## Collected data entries
==========

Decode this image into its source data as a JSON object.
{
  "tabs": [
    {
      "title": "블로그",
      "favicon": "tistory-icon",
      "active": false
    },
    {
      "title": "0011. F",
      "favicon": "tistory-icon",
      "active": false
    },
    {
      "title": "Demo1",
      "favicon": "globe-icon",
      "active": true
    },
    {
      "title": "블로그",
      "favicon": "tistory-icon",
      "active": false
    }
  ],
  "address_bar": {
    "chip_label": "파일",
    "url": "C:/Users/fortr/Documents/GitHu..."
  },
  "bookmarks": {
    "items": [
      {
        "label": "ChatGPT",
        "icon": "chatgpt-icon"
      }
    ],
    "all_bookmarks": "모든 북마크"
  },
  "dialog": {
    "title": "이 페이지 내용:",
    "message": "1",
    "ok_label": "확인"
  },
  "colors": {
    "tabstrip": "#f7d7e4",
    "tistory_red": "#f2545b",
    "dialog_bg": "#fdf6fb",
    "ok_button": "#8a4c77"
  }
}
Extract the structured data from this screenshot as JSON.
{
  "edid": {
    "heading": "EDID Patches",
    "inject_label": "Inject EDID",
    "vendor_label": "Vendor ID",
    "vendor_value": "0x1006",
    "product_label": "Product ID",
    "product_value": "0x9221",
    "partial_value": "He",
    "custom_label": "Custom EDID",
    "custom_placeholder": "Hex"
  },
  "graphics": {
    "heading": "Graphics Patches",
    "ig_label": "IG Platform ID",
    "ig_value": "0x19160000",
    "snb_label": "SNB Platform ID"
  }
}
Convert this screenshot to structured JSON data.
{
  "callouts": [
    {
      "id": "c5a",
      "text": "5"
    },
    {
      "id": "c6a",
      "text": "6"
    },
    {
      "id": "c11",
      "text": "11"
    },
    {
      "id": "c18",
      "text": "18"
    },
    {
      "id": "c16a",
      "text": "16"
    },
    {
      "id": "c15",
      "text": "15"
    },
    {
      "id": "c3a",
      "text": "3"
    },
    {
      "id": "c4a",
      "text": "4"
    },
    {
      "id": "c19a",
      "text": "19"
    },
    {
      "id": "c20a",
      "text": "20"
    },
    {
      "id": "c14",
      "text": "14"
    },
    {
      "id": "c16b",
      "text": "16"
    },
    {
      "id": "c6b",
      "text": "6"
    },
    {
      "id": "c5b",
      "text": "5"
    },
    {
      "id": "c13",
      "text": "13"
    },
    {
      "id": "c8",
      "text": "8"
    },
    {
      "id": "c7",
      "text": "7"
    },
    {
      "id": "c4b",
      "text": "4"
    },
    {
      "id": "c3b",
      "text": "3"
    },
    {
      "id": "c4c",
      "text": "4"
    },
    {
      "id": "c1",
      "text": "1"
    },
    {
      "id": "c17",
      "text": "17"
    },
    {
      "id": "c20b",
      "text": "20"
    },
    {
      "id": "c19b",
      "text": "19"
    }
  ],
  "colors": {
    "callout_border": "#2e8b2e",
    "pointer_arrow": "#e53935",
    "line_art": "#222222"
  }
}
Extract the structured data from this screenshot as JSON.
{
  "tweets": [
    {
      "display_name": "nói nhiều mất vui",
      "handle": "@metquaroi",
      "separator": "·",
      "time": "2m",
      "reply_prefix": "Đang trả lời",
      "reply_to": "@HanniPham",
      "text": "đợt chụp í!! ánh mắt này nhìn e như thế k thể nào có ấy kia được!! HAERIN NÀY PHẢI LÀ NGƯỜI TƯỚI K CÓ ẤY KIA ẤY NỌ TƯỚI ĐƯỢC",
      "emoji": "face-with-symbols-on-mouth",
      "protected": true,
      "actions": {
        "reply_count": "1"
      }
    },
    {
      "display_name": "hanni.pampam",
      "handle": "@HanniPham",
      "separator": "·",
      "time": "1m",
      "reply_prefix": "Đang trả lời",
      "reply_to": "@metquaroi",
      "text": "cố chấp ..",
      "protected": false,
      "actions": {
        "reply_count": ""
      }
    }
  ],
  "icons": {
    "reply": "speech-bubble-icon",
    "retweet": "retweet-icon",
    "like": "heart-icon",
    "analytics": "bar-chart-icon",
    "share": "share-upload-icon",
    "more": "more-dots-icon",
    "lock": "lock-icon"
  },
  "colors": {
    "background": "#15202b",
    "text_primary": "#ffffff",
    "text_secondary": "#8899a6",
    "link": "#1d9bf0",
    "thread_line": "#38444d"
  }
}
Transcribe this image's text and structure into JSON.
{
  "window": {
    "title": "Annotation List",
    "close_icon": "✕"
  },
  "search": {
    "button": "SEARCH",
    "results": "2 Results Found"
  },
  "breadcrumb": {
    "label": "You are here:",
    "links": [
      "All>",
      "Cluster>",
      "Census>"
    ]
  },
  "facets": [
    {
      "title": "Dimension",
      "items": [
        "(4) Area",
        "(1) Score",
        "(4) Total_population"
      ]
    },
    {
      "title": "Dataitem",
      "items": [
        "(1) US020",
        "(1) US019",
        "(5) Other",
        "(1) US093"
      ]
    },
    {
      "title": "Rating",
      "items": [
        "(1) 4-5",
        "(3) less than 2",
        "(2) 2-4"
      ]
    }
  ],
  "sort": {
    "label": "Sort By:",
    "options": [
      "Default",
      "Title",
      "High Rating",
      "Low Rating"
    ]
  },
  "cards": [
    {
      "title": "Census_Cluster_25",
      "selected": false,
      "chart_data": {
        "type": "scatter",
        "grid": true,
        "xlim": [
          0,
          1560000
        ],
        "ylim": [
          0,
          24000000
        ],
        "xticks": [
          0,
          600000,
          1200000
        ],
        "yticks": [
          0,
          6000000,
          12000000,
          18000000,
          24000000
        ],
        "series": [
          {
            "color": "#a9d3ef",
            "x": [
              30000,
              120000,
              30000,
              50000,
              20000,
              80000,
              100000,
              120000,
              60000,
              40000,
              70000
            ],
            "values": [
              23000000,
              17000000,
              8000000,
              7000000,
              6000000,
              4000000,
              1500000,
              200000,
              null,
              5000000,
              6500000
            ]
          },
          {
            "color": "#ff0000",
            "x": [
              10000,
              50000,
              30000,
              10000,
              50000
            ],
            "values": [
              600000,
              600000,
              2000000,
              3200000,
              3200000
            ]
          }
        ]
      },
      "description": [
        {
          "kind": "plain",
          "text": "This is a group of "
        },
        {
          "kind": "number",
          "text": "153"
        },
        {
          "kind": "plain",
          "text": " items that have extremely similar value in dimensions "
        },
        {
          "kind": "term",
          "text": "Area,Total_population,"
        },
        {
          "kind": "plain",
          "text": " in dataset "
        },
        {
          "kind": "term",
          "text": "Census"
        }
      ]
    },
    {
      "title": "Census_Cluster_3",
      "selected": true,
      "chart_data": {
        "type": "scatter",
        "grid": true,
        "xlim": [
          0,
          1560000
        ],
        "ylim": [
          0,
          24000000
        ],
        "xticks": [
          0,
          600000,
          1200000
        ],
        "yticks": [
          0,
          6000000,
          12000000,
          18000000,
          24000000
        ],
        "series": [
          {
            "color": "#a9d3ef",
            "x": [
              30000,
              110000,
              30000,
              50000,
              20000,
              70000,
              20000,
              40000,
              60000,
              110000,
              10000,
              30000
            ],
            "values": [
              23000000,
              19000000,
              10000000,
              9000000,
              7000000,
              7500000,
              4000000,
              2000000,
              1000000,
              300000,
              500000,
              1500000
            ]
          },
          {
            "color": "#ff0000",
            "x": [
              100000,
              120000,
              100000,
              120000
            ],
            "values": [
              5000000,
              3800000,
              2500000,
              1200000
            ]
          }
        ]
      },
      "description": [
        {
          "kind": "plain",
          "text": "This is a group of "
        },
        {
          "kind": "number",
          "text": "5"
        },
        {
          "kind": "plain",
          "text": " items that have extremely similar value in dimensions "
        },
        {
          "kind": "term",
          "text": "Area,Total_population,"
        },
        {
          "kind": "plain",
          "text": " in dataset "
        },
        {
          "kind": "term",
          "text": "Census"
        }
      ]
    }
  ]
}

==========

Scan the listing above and copy all lines containing the word "Rating".

## RESULT OF THIS TASK
      "title": "Rating",
      "High Rating",
      "Low Rating"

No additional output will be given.